▶ [WHAT IS REQUIRED]: Return the whole listing, keeping every character the same.
**** DATA TO PROCESS ****
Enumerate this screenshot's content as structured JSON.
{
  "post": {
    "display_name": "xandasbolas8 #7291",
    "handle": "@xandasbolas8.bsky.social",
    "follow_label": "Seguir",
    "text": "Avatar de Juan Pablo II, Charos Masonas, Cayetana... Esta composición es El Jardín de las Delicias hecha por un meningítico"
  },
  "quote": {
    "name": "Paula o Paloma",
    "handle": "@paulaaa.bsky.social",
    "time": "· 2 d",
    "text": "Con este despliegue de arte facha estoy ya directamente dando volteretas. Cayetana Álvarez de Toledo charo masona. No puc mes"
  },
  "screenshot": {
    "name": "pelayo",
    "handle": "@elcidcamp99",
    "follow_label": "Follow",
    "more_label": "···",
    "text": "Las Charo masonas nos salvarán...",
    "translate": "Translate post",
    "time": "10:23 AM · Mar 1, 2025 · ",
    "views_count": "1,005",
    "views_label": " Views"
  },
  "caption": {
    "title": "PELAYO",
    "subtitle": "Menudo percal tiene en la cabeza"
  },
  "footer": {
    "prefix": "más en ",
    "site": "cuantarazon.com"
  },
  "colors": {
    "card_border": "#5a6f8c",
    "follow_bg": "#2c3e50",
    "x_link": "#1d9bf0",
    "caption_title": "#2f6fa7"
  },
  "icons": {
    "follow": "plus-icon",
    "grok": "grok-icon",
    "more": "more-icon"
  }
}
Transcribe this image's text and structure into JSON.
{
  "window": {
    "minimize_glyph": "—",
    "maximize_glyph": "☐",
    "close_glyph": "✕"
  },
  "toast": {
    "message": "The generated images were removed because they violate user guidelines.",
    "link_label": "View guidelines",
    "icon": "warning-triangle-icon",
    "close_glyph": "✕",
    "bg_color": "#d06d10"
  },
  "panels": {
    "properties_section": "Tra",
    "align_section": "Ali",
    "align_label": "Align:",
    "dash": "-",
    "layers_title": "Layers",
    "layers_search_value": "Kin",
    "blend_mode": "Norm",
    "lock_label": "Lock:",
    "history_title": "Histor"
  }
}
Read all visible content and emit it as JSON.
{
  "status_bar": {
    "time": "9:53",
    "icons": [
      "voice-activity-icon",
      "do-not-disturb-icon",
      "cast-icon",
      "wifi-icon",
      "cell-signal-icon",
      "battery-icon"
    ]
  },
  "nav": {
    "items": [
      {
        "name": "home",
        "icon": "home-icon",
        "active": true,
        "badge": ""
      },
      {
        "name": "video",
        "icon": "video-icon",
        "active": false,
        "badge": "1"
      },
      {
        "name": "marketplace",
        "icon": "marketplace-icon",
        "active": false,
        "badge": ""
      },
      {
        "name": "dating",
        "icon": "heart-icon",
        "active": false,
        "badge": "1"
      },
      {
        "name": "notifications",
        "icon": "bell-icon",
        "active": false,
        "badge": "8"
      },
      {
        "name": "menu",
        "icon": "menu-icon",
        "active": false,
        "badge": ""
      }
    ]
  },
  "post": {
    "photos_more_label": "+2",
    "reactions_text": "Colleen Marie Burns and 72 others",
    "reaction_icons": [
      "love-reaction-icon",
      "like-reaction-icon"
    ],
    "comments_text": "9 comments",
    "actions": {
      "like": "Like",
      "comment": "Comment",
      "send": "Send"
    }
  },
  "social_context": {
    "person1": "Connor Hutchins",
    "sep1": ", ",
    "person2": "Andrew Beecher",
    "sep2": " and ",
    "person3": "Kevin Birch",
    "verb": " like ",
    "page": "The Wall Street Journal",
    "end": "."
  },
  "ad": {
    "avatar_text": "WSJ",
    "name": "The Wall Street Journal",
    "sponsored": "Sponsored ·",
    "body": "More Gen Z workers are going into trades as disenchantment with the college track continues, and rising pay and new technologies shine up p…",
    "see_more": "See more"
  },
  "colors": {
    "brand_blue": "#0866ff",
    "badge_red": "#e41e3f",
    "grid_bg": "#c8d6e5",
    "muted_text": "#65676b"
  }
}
****
▶ [OUTPUT BELOW]:
Enumerate this screenshot's content as structured JSON.
{
  "post": {
    "display_name": "xandasbolas8 #7291",
    "handle": "@xandasbolas8.bsky.social",
    "follow_label": "Seguir",
    "text": "Avatar de Juan Pablo II, Charos Masonas, Cayetana... Esta composición es El Jardín de las Delicias hecha por un meningítico"
  },
  "quote": {
    "name": "Paula o Paloma",
    "handle": "@paulaaa.bsky.social",
    "time": "· 2 d",
    "text": "Con este despliegue de arte facha estoy ya directamente dando volteretas. Cayetana Álvarez de Toledo charo masona. No puc mes"
  },
  "screenshot": {
    "name": "pelayo",
    "handle": "@elcidcamp99",
    "follow_label": "Follow",
    "more_label": "···",
    "text": "Las Charo masonas nos salvarán...",
    "translate": "Translate post",
    "time": "10:23 AM · Mar 1, 2025 · ",
    "views_count": "1,005",
    "views_label": " Views"
  },
  "caption": {
    "title": "PELAYO",
    "subtitle": "Menudo percal tiene en la cabeza"
  },
  "footer": {
    "prefix": "más en ",
    "site": "cuantarazon.com"
  },
  "colors": {
    "card_border": "#5a6f8c",
    "follow_bg": "#2c3e50",
    "x_link": "#1d9bf0",
    "caption_title": "#2f6fa7"
  },
  "icons": {
    "follow": "plus-icon",
    "grok": "grok-icon",
    "more": "more-icon"
  }
}
Transcribe this image's text and structure into JSON.
{
  "window": {
    "minimize_glyph": "—",
    "maximize_glyph": "☐",
    "close_glyph": "✕"
  },
  "toast": {
    "message": "The generated images were removed because they violate user guidelines.",
    "link_label": "View guidelines",
    "icon": "warning-triangle-icon",
    "close_glyph": "✕",
    "bg_color": "#d06d10"
  },
  "panels": {
    "properties_section": "Tra",
    "align_section": "Ali",
    "align_label": "Align:",
    "dash": "-",
    "layers_title": "Layers",
    "layers_search_value": "Kin",
    "blend_mode": "Norm",
    "lock_label": "Lock:",
    "history_title": "Histor"
  }
}
Read all visible content and emit it as JSON.
{
  "status_bar": {
    "time": "9:53",
    "icons": [
      "voice-activity-icon",
      "do-not-disturb-icon",
      "cast-icon",
      "wifi-icon",
      "cell-signal-icon",
      "battery-icon"
    ]
  },
  "nav": {
    "items": [
      {
        "name": "home",
        "icon": "home-icon",
        "active": true,
        "badge": ""
      },
      {
        "name": "video",
        "icon": "video-icon",
        "active": false,
        "badge": "1"
      },
      {
        "name": "marketplace",
        "icon": "marketplace-icon",
        "active": false,
        "badge": ""
      },
      {
        "name": "dating",
        "icon": "heart-icon",
        "active": false,
        "badge": "1"
      },
      {
        "name": "notifications",
        "icon": "bell-icon",
        "active": false,
        "badge": "8"
      },
      {
        "name": "menu",
        "icon": "menu-icon",
        "active": false,
        "badge": ""
      }
    ]
  },
  "post": {
    "photos_more_label": "+2",
    "reactions_text": "Colleen Marie Burns and 72 others",
    "reaction_icons": [
      "love-reaction-icon",
      "like-reaction-icon"
    ],
    "comments_text": "9 comments",
    "actions": {
      "like": "Like",
      "comment": "Comment",
      "send": "Send"
    }
  },
  "social_context": {
    "person1": "Connor Hutchins",
    "sep1": ", ",
    "person2": "Andrew Beecher",
    "sep2": " and ",
    "person3": "Kevin Birch",
    "verb": " like ",
    "page": "The Wall Street Journal",
    "end": "."
  },
  "ad": {
    "avatar_text": "WSJ",
    "name": "The Wall Street Journal",
    "sponsored": "Sponsored ·",
    "body": "More Gen Z workers are going into trades as disenchantment with the college track continues, and rising pay and new technologies shine up p…",
    "see_more": "See more"
  },
  "colors": {
    "brand_blue": "#0866ff",
    "badge_red": "#e41e3f",
    "grid_bg": "#c8d6e5",
    "muted_text": "#65676b"
  }
}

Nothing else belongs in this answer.